## Objective
Give the data below again exactly as it stands. Omit the pictures.

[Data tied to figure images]
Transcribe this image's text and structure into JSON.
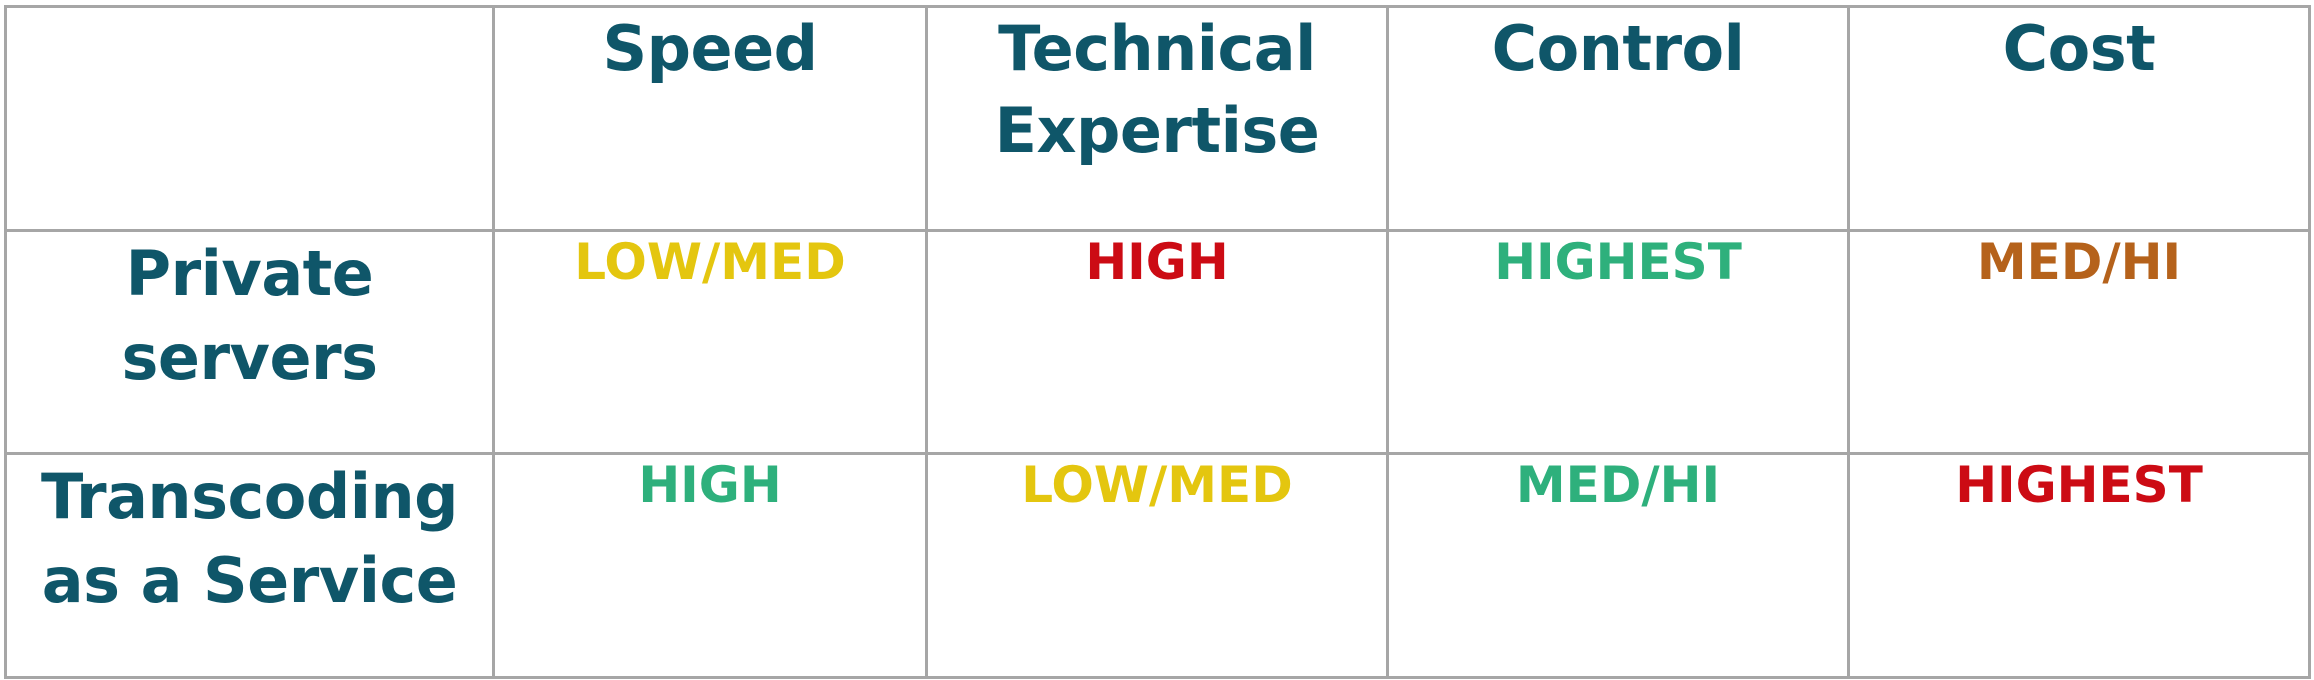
{
  "colors": {
    "heading": "#0f5669",
    "low_med": "#e4c60f",
    "high_red": "#cc0b14",
    "green": "#2eb07c",
    "orange": "#b5621b",
    "grid": "#a6a6a6"
  },
  "table": {
    "corner": "",
    "columns": [
      "Speed",
      "Technical Expertise",
      "Control",
      "Cost"
    ],
    "rows": [
      {
        "label": "Private servers",
        "cells": [
          {
            "text": "LOW/MED",
            "color": "#e4c60f"
          },
          {
            "text": "HIGH",
            "color": "#cc0b14"
          },
          {
            "text": "HIGHEST",
            "color": "#2eb07c"
          },
          {
            "text": "MED/HI",
            "color": "#b5621b"
          }
        ]
      },
      {
        "label": "Transcoding as a Service",
        "cells": [
          {
            "text": "HIGH",
            "color": "#2eb07c"
          },
          {
            "text": "LOW/MED",
            "color": "#e4c60f"
          },
          {
            "text": "MED/HI",
            "color": "#2eb07c"
          },
          {
            "text": "HIGHEST",
            "color": "#cc0b14"
          }
        ]
      }
    ]
  }
}
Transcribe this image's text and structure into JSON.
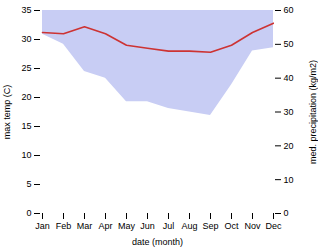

## Expected output
Transcribe this image's text and structure into JSON.
{
  "colors": {
    "heading": "#0f5669",
    "low_med": "#e4c60f",
    "high_red": "#cc0b14",
    "green": "#2eb07c",
    "orange": "#b5621b",
    "grid": "#a6a6a6"
  },
  "table": {
    "corner": "",
    "columns": [
      "Speed",
      "Technical Expertise",
      "Control",
      "Cost"
    ],
    "rows": [
      {
        "label": "Private servers",
        "cells": [
          {
            "text": "LOW/MED",
            "color": "#e4c60f"
          },
          {
            "text": "HIGH",
            "color": "#cc0b14"
          },
          {
            "text": "HIGHEST",
            "color": "#2eb07c"
          },
          {
            "text": "MED/HI",
            "color": "#b5621b"
          }
        ]
      },
      {
        "label": "Transcoding as a Service",
        "cells": [
          {
            "text": "HIGH",
            "color": "#2eb07c"
          },
          {
            "text": "LOW/MED",
            "color": "#e4c60f"
          },
          {
            "text": "MED/HI",
            "color": "#2eb07c"
          },
          {
            "text": "HIGHEST",
            "color": "#cc0b14"
          }
        ]
      }
    ]
  }
}
Transcribe this image's text and structure into JSON.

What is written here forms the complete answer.